TASK:
Copy each line of the entries that contains the word "data".

EXERCISE INPUT:
┌────────
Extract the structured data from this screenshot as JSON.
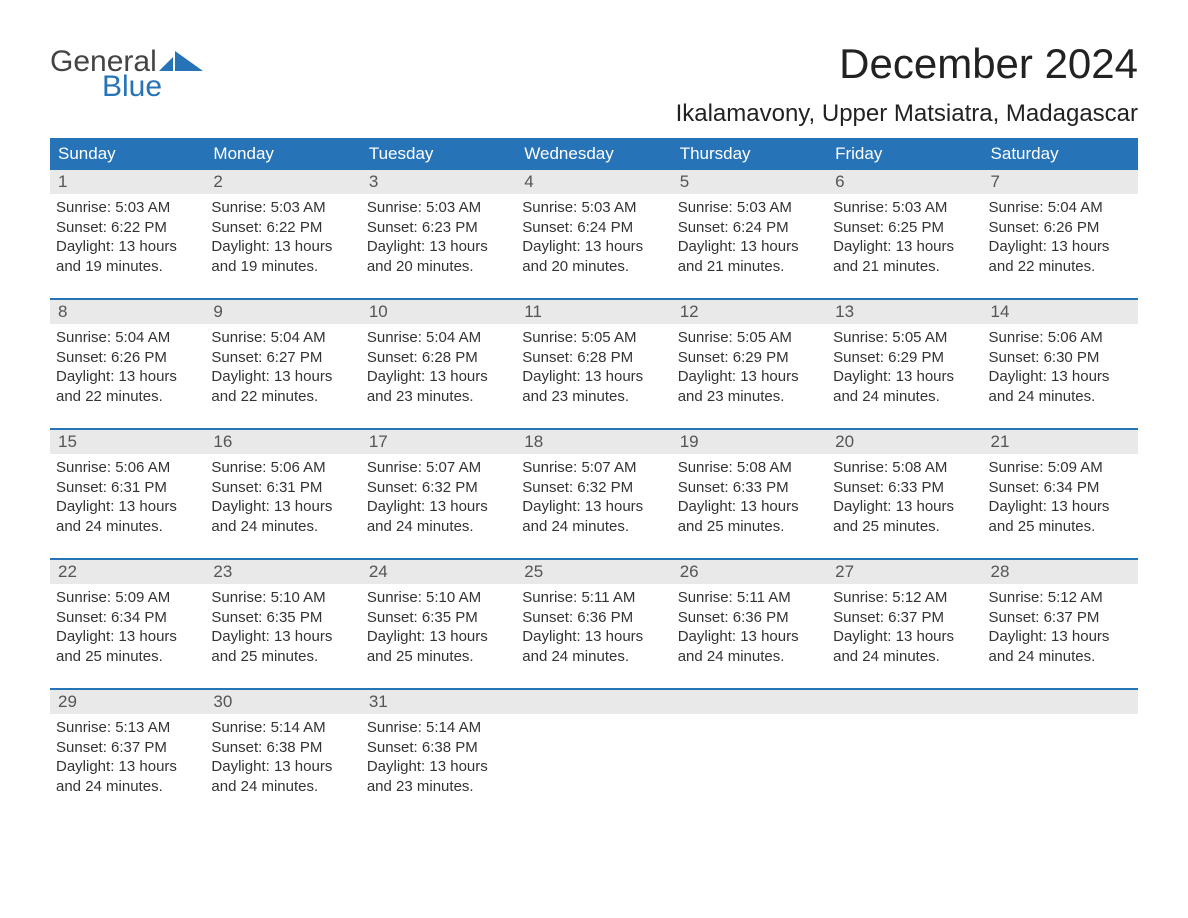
{
  "brand": {
    "word1": "General",
    "word2": "Blue"
  },
  "title": "December 2024",
  "location": "Ikalamavony, Upper Matsiatra, Madagascar",
  "colors": {
    "brand_blue": "#2673b8",
    "header_bg": "#2673b8",
    "header_text": "#ffffff",
    "daynum_bg": "#e9e9e9",
    "text": "#333333",
    "background": "#ffffff"
  },
  "font": {
    "family": "Arial",
    "title_size_pt": 32,
    "location_size_pt": 18,
    "body_size_pt": 11,
    "header_size_pt": 13
  },
  "day_names": [
    "Sunday",
    "Monday",
    "Tuesday",
    "Wednesday",
    "Thursday",
    "Friday",
    "Saturday"
  ],
  "weeks": [
    [
      {
        "n": "1",
        "sunrise": "Sunrise: 5:03 AM",
        "sunset": "Sunset: 6:22 PM",
        "d1": "Daylight: 13 hours",
        "d2": "and 19 minutes."
      },
      {
        "n": "2",
        "sunrise": "Sunrise: 5:03 AM",
        "sunset": "Sunset: 6:22 PM",
        "d1": "Daylight: 13 hours",
        "d2": "and 19 minutes."
      },
      {
        "n": "3",
        "sunrise": "Sunrise: 5:03 AM",
        "sunset": "Sunset: 6:23 PM",
        "d1": "Daylight: 13 hours",
        "d2": "and 20 minutes."
      },
      {
        "n": "4",
        "sunrise": "Sunrise: 5:03 AM",
        "sunset": "Sunset: 6:24 PM",
        "d1": "Daylight: 13 hours",
        "d2": "and 20 minutes."
      },
      {
        "n": "5",
        "sunrise": "Sunrise: 5:03 AM",
        "sunset": "Sunset: 6:24 PM",
        "d1": "Daylight: 13 hours",
        "d2": "and 21 minutes."
      },
      {
        "n": "6",
        "sunrise": "Sunrise: 5:03 AM",
        "sunset": "Sunset: 6:25 PM",
        "d1": "Daylight: 13 hours",
        "d2": "and 21 minutes."
      },
      {
        "n": "7",
        "sunrise": "Sunrise: 5:04 AM",
        "sunset": "Sunset: 6:26 PM",
        "d1": "Daylight: 13 hours",
        "d2": "and 22 minutes."
      }
    ],
    [
      {
        "n": "8",
        "sunrise": "Sunrise: 5:04 AM",
        "sunset": "Sunset: 6:26 PM",
        "d1": "Daylight: 13 hours",
        "d2": "and 22 minutes."
      },
      {
        "n": "9",
        "sunrise": "Sunrise: 5:04 AM",
        "sunset": "Sunset: 6:27 PM",
        "d1": "Daylight: 13 hours",
        "d2": "and 22 minutes."
      },
      {
        "n": "10",
        "sunrise": "Sunrise: 5:04 AM",
        "sunset": "Sunset: 6:28 PM",
        "d1": "Daylight: 13 hours",
        "d2": "and 23 minutes."
      },
      {
        "n": "11",
        "sunrise": "Sunrise: 5:05 AM",
        "sunset": "Sunset: 6:28 PM",
        "d1": "Daylight: 13 hours",
        "d2": "and 23 minutes."
      },
      {
        "n": "12",
        "sunrise": "Sunrise: 5:05 AM",
        "sunset": "Sunset: 6:29 PM",
        "d1": "Daylight: 13 hours",
        "d2": "and 23 minutes."
      },
      {
        "n": "13",
        "sunrise": "Sunrise: 5:05 AM",
        "sunset": "Sunset: 6:29 PM",
        "d1": "Daylight: 13 hours",
        "d2": "and 24 minutes."
      },
      {
        "n": "14",
        "sunrise": "Sunrise: 5:06 AM",
        "sunset": "Sunset: 6:30 PM",
        "d1": "Daylight: 13 hours",
        "d2": "and 24 minutes."
      }
    ],
    [
      {
        "n": "15",
        "sunrise": "Sunrise: 5:06 AM",
        "sunset": "Sunset: 6:31 PM",
        "d1": "Daylight: 13 hours",
        "d2": "and 24 minutes."
      },
      {
        "n": "16",
        "sunrise": "Sunrise: 5:06 AM",
        "sunset": "Sunset: 6:31 PM",
        "d1": "Daylight: 13 hours",
        "d2": "and 24 minutes."
      },
      {
        "n": "17",
        "sunrise": "Sunrise: 5:07 AM",
        "sunset": "Sunset: 6:32 PM",
        "d1": "Daylight: 13 hours",
        "d2": "and 24 minutes."
      },
      {
        "n": "18",
        "sunrise": "Sunrise: 5:07 AM",
        "sunset": "Sunset: 6:32 PM",
        "d1": "Daylight: 13 hours",
        "d2": "and 24 minutes."
      },
      {
        "n": "19",
        "sunrise": "Sunrise: 5:08 AM",
        "sunset": "Sunset: 6:33 PM",
        "d1": "Daylight: 13 hours",
        "d2": "and 25 minutes."
      },
      {
        "n": "20",
        "sunrise": "Sunrise: 5:08 AM",
        "sunset": "Sunset: 6:33 PM",
        "d1": "Daylight: 13 hours",
        "d2": "and 25 minutes."
      },
      {
        "n": "21",
        "sunrise": "Sunrise: 5:09 AM",
        "sunset": "Sunset: 6:34 PM",
        "d1": "Daylight: 13 hours",
        "d2": "and 25 minutes."
      }
    ],
    [
      {
        "n": "22",
        "sunrise": "Sunrise: 5:09 AM",
        "sunset": "Sunset: 6:34 PM",
        "d1": "Daylight: 13 hours",
        "d2": "and 25 minutes."
      },
      {
        "n": "23",
        "sunrise": "Sunrise: 5:10 AM",
        "sunset": "Sunset: 6:35 PM",
        "d1": "Daylight: 13 hours",
        "d2": "and 25 minutes."
      },
      {
        "n": "24",
        "sunrise": "Sunrise: 5:10 AM",
        "sunset": "Sunset: 6:35 PM",
        "d1": "Daylight: 13 hours",
        "d2": "and 25 minutes."
      },
      {
        "n": "25",
        "sunrise": "Sunrise: 5:11 AM",
        "sunset": "Sunset: 6:36 PM",
        "d1": "Daylight: 13 hours",
        "d2": "and 24 minutes."
      },
      {
        "n": "26",
        "sunrise": "Sunrise: 5:11 AM",
        "sunset": "Sunset: 6:36 PM",
        "d1": "Daylight: 13 hours",
        "d2": "and 24 minutes."
      },
      {
        "n": "27",
        "sunrise": "Sunrise: 5:12 AM",
        "sunset": "Sunset: 6:37 PM",
        "d1": "Daylight: 13 hours",
        "d2": "and 24 minutes."
      },
      {
        "n": "28",
        "sunrise": "Sunrise: 5:12 AM",
        "sunset": "Sunset: 6:37 PM",
        "d1": "Daylight: 13 hours",
        "d2": "and 24 minutes."
      }
    ],
    [
      {
        "n": "29",
        "sunrise": "Sunrise: 5:13 AM",
        "sunset": "Sunset: 6:37 PM",
        "d1": "Daylight: 13 hours",
        "d2": "and 24 minutes."
      },
      {
        "n": "30",
        "sunrise": "Sunrise: 5:14 AM",
        "sunset": "Sunset: 6:38 PM",
        "d1": "Daylight: 13 hours",
        "d2": "and 24 minutes."
      },
      {
        "n": "31",
        "sunrise": "Sunrise: 5:14 AM",
        "sunset": "Sunset: 6:38 PM",
        "d1": "Daylight: 13 hours",
        "d2": "and 23 minutes."
      },
      null,
      null,
      null,
      null
    ]
  ]
}
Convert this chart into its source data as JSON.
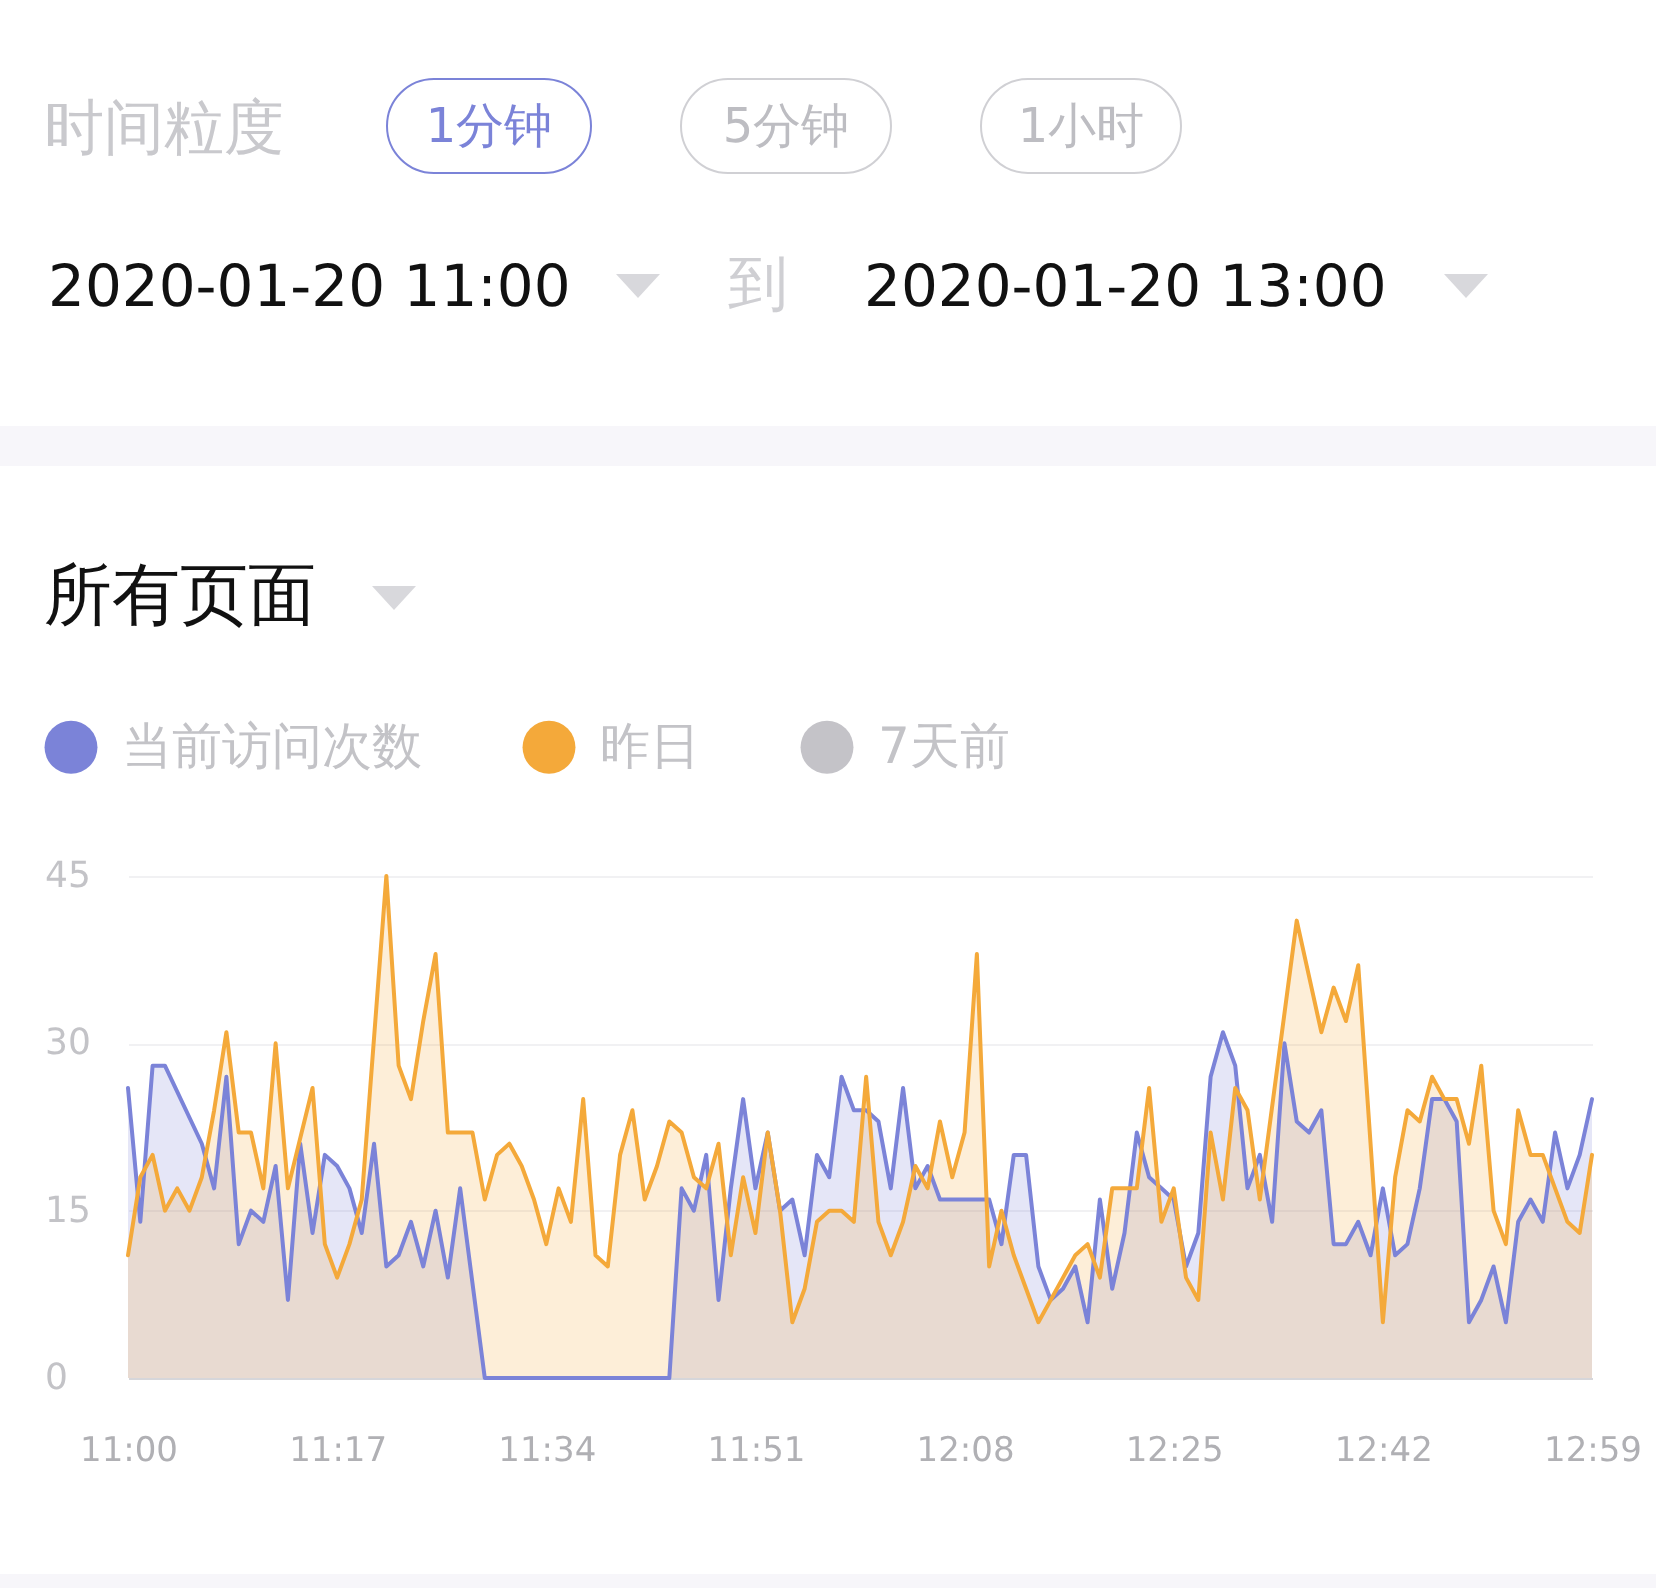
└────────
RESULT OF THE TASK:
Extract the structured data from this screenshot as JSON.
Convert this chart into its source data as JSON.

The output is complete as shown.